» **Aim 1**
In the account of the Stanford campus walk, how long is the walk?
» **Aim 2**
Resume the account of the Stanford campus walk after its final sentence.

» **Document section**

★ ★ ★ ★

Kennedy, co-director of the Bill Lane Center for the Study of the North American West, is certainly an accomplished academic, but today will test his thigh muscles as well as his brain. He is beginning an educational jaunt around the entirety of the Stanford campus, which spans some 8,180 acres. The walk will push 23.5 miles, but Kennedy is determined to do it in a single day, and a group of about 20 people has come out to join him. As far as Kennedy knows, no one has ever walked the entire periphery of the campus.
We begin at dawn, or rather everyone else begins at dawn. The group starts at the intersection of Palm Drive and El Camino Real where large sandstone gates mark the entrance to the University. As the first rays of sunlight peek down from the heavens, the group is heading east toward Gunn High School, but I am lost in Escondido Village, winding my way through bungalows and eucalyptus trees. As I search for the group, I worriedly chew 750 calories worth of Clif bars that I’ve stolen from my roommate. Slung over my shoulder is a messenger bag that contains everything I’ve been told to bring: water, food and a raincoat. I hope it will not rain.

★ ★ ★ ★

» **Spatial layout data**
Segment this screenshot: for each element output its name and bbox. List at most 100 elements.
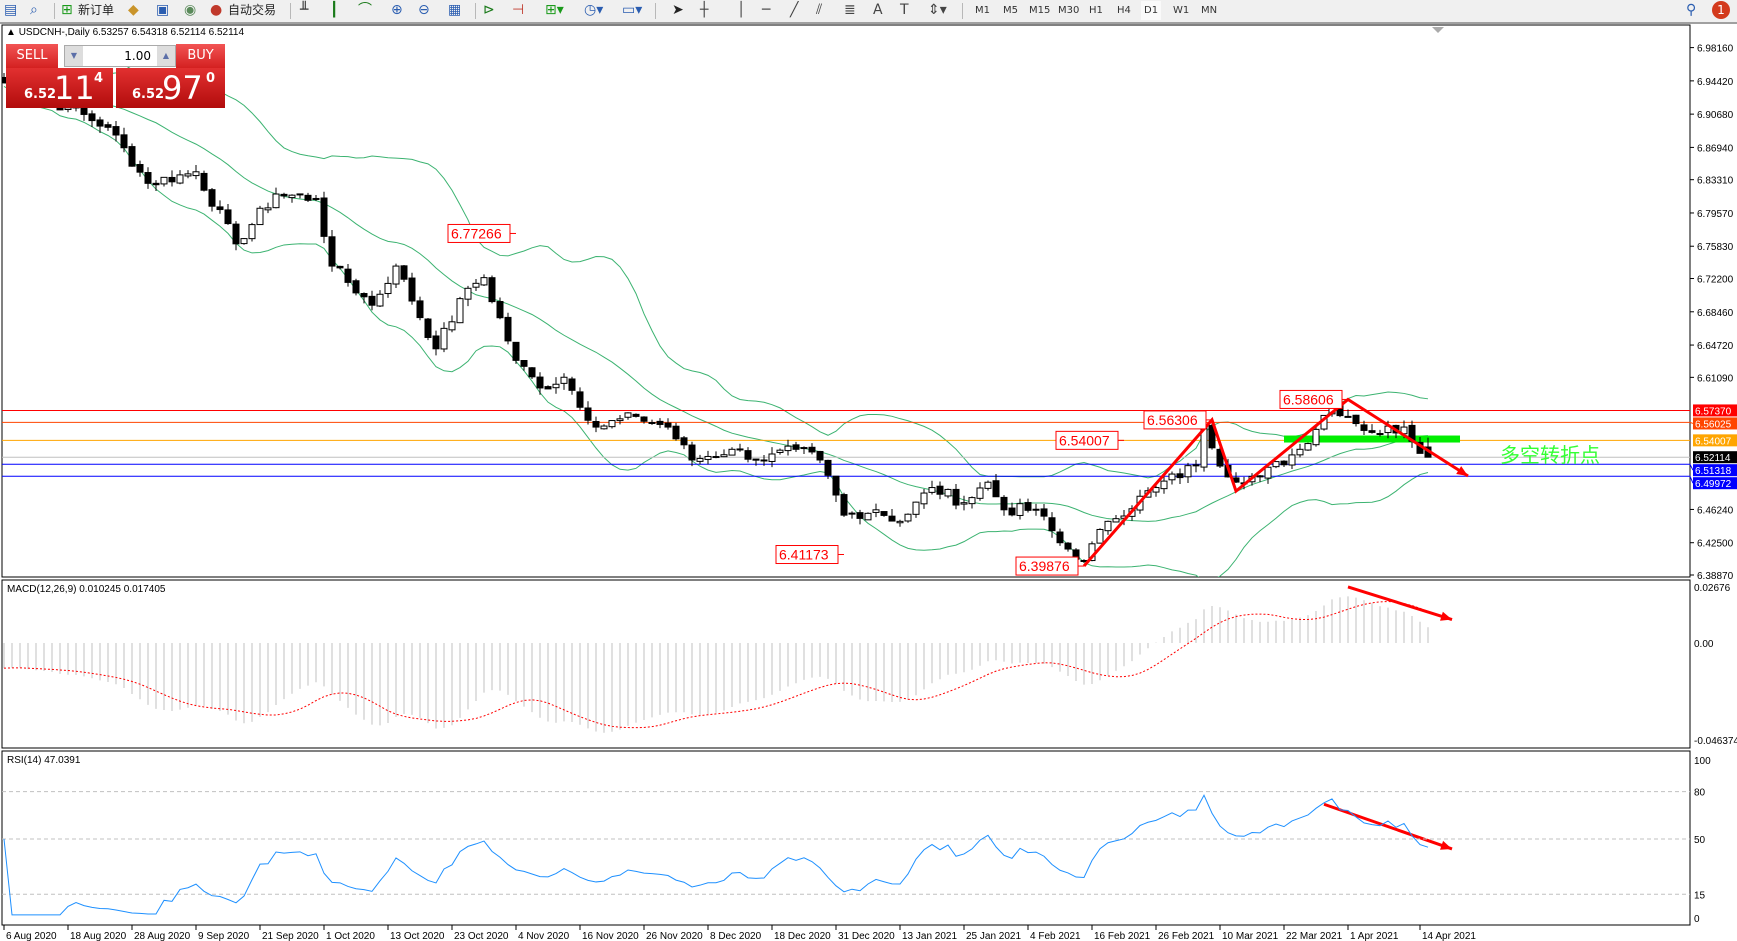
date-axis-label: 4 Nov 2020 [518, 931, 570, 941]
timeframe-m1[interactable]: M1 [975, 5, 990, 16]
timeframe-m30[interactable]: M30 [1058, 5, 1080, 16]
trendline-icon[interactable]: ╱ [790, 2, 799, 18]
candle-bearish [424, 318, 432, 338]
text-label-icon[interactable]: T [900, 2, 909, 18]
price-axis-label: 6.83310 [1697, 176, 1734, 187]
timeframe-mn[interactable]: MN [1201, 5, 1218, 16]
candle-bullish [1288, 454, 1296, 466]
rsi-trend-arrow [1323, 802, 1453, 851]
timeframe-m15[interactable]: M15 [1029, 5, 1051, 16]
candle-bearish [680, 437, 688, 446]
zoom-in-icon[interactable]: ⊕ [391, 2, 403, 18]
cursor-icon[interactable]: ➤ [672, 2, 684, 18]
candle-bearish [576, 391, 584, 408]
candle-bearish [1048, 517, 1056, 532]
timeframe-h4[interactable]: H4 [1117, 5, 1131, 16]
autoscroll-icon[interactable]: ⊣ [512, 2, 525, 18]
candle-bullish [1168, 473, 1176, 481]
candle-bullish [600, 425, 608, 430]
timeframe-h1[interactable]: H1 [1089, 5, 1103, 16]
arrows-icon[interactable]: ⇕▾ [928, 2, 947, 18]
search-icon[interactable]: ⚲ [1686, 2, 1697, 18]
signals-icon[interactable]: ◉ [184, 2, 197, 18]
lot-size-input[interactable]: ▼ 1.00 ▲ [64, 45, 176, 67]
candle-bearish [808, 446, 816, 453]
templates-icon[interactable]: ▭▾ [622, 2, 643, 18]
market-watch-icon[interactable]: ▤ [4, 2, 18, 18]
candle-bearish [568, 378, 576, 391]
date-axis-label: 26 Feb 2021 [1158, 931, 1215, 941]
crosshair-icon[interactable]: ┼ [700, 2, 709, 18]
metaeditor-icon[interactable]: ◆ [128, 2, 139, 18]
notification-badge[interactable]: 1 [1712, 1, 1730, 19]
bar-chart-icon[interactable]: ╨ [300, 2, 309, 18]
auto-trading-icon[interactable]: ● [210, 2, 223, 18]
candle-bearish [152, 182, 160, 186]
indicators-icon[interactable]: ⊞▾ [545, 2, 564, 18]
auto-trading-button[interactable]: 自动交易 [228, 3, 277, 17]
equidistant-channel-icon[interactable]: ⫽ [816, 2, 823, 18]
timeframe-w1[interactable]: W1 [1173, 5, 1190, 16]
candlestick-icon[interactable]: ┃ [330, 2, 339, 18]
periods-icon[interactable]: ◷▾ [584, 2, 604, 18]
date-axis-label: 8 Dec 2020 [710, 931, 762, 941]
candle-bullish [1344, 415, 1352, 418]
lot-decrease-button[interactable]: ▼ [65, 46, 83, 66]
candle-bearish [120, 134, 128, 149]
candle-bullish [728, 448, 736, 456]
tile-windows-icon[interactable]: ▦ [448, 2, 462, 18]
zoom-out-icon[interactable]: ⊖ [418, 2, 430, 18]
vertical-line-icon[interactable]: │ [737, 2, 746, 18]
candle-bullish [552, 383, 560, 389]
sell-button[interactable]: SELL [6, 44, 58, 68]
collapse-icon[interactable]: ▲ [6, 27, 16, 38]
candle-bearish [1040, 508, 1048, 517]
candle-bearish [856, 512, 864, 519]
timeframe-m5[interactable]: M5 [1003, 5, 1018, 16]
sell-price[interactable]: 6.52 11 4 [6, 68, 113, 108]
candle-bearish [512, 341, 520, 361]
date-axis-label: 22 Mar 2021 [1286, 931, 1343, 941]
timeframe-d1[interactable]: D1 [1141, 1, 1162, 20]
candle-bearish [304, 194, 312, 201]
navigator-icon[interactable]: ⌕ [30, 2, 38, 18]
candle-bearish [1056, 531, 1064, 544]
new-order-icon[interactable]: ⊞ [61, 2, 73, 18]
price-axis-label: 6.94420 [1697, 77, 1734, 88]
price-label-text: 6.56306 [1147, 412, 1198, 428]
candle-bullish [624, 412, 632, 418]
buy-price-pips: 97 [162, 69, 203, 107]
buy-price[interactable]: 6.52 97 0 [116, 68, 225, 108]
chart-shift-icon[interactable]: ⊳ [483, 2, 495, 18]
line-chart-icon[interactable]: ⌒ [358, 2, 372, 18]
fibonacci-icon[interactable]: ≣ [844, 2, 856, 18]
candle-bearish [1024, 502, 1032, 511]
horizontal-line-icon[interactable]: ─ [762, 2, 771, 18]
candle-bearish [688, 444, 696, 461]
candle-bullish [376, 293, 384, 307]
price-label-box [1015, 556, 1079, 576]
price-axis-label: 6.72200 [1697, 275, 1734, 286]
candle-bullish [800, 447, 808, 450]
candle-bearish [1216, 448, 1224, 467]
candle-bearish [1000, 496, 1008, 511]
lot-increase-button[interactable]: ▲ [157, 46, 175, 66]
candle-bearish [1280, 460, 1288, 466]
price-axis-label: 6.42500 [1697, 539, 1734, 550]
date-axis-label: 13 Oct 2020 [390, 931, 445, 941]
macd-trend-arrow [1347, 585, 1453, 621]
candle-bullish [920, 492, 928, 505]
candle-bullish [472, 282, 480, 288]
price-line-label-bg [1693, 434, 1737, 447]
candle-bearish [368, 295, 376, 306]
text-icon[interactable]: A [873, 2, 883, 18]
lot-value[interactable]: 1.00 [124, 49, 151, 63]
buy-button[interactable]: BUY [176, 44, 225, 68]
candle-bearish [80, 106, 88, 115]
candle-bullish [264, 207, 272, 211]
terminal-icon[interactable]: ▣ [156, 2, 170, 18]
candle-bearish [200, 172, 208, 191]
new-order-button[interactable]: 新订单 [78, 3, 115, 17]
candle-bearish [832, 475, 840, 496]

★ ★ ★ ★

» **Output 1**
23.5 miles

» **Output 2**
I join the group about 30 minutes after they’ve begun. Walking down Stanford Ave., the group looks like what it is — a bunch of academics (plus reporters) out for a walk. The attire is, fittingly, an odd mix of North Face water-resistant pants, V-necked sweaters, and thick-rimmed glasses, as though Sherlock Holmes has dressed up to climb Mount Everest. Wishing that I had put on something herringbone-patterned, I merge awkwardly with the line of walkers and try to keep up.
Jon Christensen ‘81 welcomes me to the group. Christensen is a currently a history graduate student and a research fellow at the Center for Environmental Science and Policy. It was his winter quarter course “What Went Down on the Farm: Stanford Campus as a Laboratory for Environmental History” that served as the inspiration for this epic endeavor. Jon tells me about the varied members of our party, pointing out professors, reporters and post-docs as the mouthpiece of his water-bottle-backpack-hybrid sways lazily above his shoulder. Jon introduces me to Peter Wright ‘08, who took his class and has organized many of the logistics of the walk. A graduate of an outdoor survival school, Peter is wearing a hat and snazzy backpack and seems eminently prepared. He and I are the only undergraduates on the walk.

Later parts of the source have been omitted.